> **EXERCISE**: Here are some records; return them all exactly.

Stored items
◆ ◆ ◆ ◆ ◆ ◆ ◆

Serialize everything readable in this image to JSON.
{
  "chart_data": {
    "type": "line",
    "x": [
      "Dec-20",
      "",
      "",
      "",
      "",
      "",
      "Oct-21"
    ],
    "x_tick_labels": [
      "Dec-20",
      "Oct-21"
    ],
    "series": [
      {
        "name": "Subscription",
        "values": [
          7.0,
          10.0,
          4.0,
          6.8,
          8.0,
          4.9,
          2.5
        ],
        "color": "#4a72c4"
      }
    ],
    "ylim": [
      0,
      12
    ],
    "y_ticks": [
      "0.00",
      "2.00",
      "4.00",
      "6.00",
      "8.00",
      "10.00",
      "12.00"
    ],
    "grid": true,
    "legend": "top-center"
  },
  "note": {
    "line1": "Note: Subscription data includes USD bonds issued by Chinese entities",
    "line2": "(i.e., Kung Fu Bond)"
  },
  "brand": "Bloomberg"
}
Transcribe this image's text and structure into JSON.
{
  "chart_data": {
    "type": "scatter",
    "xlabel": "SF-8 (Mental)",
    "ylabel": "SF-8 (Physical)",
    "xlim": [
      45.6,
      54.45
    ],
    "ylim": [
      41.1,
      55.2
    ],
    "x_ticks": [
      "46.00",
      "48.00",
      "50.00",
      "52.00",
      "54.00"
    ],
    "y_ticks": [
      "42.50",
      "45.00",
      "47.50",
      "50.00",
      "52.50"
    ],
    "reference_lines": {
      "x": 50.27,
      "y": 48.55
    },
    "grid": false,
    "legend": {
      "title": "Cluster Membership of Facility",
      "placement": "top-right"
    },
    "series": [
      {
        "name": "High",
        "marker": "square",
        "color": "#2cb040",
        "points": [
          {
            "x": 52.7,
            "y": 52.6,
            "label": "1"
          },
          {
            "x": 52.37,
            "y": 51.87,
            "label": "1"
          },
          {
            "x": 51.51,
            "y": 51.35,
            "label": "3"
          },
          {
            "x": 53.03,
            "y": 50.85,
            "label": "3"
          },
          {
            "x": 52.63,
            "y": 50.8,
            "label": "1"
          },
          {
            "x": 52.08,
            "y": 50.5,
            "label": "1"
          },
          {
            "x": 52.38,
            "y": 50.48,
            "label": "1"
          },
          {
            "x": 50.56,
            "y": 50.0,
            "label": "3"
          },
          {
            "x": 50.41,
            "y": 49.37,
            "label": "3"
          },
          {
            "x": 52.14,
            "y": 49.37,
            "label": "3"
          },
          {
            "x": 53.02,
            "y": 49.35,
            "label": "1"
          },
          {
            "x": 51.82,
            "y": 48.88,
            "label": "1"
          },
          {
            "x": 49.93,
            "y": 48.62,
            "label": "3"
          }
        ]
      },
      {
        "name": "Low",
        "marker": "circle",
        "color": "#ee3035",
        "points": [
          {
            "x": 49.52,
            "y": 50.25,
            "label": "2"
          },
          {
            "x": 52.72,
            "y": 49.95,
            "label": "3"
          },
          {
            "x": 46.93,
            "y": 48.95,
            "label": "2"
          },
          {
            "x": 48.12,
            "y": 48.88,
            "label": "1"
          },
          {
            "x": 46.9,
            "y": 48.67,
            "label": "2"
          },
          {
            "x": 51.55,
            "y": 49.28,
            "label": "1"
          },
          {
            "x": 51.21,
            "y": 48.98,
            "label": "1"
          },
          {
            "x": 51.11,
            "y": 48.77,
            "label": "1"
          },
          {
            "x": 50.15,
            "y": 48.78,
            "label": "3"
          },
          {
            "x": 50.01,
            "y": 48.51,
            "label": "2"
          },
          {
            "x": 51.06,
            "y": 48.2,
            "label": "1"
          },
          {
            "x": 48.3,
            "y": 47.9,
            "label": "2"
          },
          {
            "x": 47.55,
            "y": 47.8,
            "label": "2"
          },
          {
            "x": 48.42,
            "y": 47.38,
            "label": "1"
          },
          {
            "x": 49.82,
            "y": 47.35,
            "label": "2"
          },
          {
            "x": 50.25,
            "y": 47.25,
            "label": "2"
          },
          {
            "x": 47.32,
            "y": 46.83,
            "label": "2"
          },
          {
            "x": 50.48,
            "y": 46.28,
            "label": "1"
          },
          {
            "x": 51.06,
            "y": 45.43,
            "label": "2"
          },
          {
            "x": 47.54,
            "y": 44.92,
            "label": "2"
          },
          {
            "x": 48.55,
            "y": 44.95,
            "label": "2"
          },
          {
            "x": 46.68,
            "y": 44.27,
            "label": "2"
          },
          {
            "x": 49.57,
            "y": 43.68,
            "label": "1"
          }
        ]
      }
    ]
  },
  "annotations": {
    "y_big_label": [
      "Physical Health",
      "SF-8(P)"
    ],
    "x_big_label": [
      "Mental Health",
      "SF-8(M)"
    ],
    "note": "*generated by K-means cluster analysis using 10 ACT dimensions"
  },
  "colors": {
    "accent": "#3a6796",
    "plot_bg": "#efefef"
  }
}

◆ ◆ ◆ ◆ ◆ ◆ ◆

> **RESPONSE FOR THIS EXERCISE**:
Serialize everything readable in this image to JSON.
{
  "chart_data": {
    "type": "line",
    "x": [
      "Dec-20",
      "",
      "",
      "",
      "",
      "",
      "Oct-21"
    ],
    "x_tick_labels": [
      "Dec-20",
      "Oct-21"
    ],
    "series": [
      {
        "name": "Subscription",
        "values": [
          7.0,
          10.0,
          4.0,
          6.8,
          8.0,
          4.9,
          2.5
        ],
        "color": "#4a72c4"
      }
    ],
    "ylim": [
      0,
      12
    ],
    "y_ticks": [
      "0.00",
      "2.00",
      "4.00",
      "6.00",
      "8.00",
      "10.00",
      "12.00"
    ],
    "grid": true,
    "legend": "top-center"
  },
  "note": {
    "line1": "Note: Subscription data includes USD bonds issued by Chinese entities",
    "line2": "(i.e., Kung Fu Bond)"
  },
  "brand": "Bloomberg"
}
Transcribe this image's text and structure into JSON.
{
  "chart_data": {
    "type": "scatter",
    "xlabel": "SF-8 (Mental)",
    "ylabel": "SF-8 (Physical)",
    "xlim": [
      45.6,
      54.45
    ],
    "ylim": [
      41.1,
      55.2
    ],
    "x_ticks": [
      "46.00",
      "48.00",
      "50.00",
      "52.00",
      "54.00"
    ],
    "y_ticks": [
      "42.50",
      "45.00",
      "47.50",
      "50.00",
      "52.50"
    ],
    "reference_lines": {
      "x": 50.27,
      "y": 48.55
    },
    "grid": false,
    "legend": {
      "title": "Cluster Membership of Facility",
      "placement": "top-right"
    },
    "series": [
      {
        "name": "High",
        "marker": "square",
        "color": "#2cb040",
        "points": [
          {
            "x": 52.7,
            "y": 52.6,
            "label": "1"
          },
          {
            "x": 52.37,
            "y": 51.87,
            "label": "1"
          },
          {
            "x": 51.51,
            "y": 51.35,
            "label": "3"
          },
          {
            "x": 53.03,
            "y": 50.85,
            "label": "3"
          },
          {
            "x": 52.63,
            "y": 50.8,
            "label": "1"
          },
          {
            "x": 52.08,
            "y": 50.5,
            "label": "1"
          },
          {
            "x": 52.38,
            "y": 50.48,
            "label": "1"
          },
          {
            "x": 50.56,
            "y": 50.0,
            "label": "3"
          },
          {
            "x": 50.41,
            "y": 49.37,
            "label": "3"
          },
          {
            "x": 52.14,
            "y": 49.37,
            "label": "3"
          },
          {
            "x": 53.02,
            "y": 49.35,
            "label": "1"
          },
          {
            "x": 51.82,
            "y": 48.88,
            "label": "1"
          },
          {
            "x": 49.93,
            "y": 48.62,
            "label": "3"
          }
        ]
      },
      {
        "name": "Low",
        "marker": "circle",
        "color": "#ee3035",
        "points": [
          {
            "x": 49.52,
            "y": 50.25,
            "label": "2"
          },
          {
            "x": 52.72,
            "y": 49.95,
            "label": "3"
          },
          {
            "x": 46.93,
            "y": 48.95,
            "label": "2"
          },
          {
            "x": 48.12,
            "y": 48.88,
            "label": "1"
          },
          {
            "x": 46.9,
            "y": 48.67,
            "label": "2"
          },
          {
            "x": 51.55,
            "y": 49.28,
            "label": "1"
          },
          {
            "x": 51.21,
            "y": 48.98,
            "label": "1"
          },
          {
            "x": 51.11,
            "y": 48.77,
            "label": "1"
          },
          {
            "x": 50.15,
            "y": 48.78,
            "label": "3"
          },
          {
            "x": 50.01,
            "y": 48.51,
            "label": "2"
          },
          {
            "x": 51.06,
            "y": 48.2,
            "label": "1"
          },
          {
            "x": 48.3,
            "y": 47.9,
            "label": "2"
          },
          {
            "x": 47.55,
            "y": 47.8,
            "label": "2"
          },
          {
            "x": 48.42,
            "y": 47.38,
            "label": "1"
          },
          {
            "x": 49.82,
            "y": 47.35,
            "label": "2"
          },
          {
            "x": 50.25,
            "y": 47.25,
            "label": "2"
          },
          {
            "x": 47.32,
            "y": 46.83,
            "label": "2"
          },
          {
            "x": 50.48,
            "y": 46.28,
            "label": "1"
          },
          {
            "x": 51.06,
            "y": 45.43,
            "label": "2"
          },
          {
            "x": 47.54,
            "y": 44.92,
            "label": "2"
          },
          {
            "x": 48.55,
            "y": 44.95,
            "label": "2"
          },
          {
            "x": 46.68,
            "y": 44.27,
            "label": "2"
          },
          {
            "x": 49.57,
            "y": 43.68,
            "label": "1"
          }
        ]
      }
    ]
  },
  "annotations": {
    "y_big_label": [
      "Physical Health",
      "SF-8(P)"
    ],
    "x_big_label": [
      "Mental Health",
      "SF-8(M)"
    ],
    "note": "*generated by K-means cluster analysis using 10 ACT dimensions"
  },
  "colors": {
    "accent": "#3a6796",
    "plot_bg": "#efefef"
  }
}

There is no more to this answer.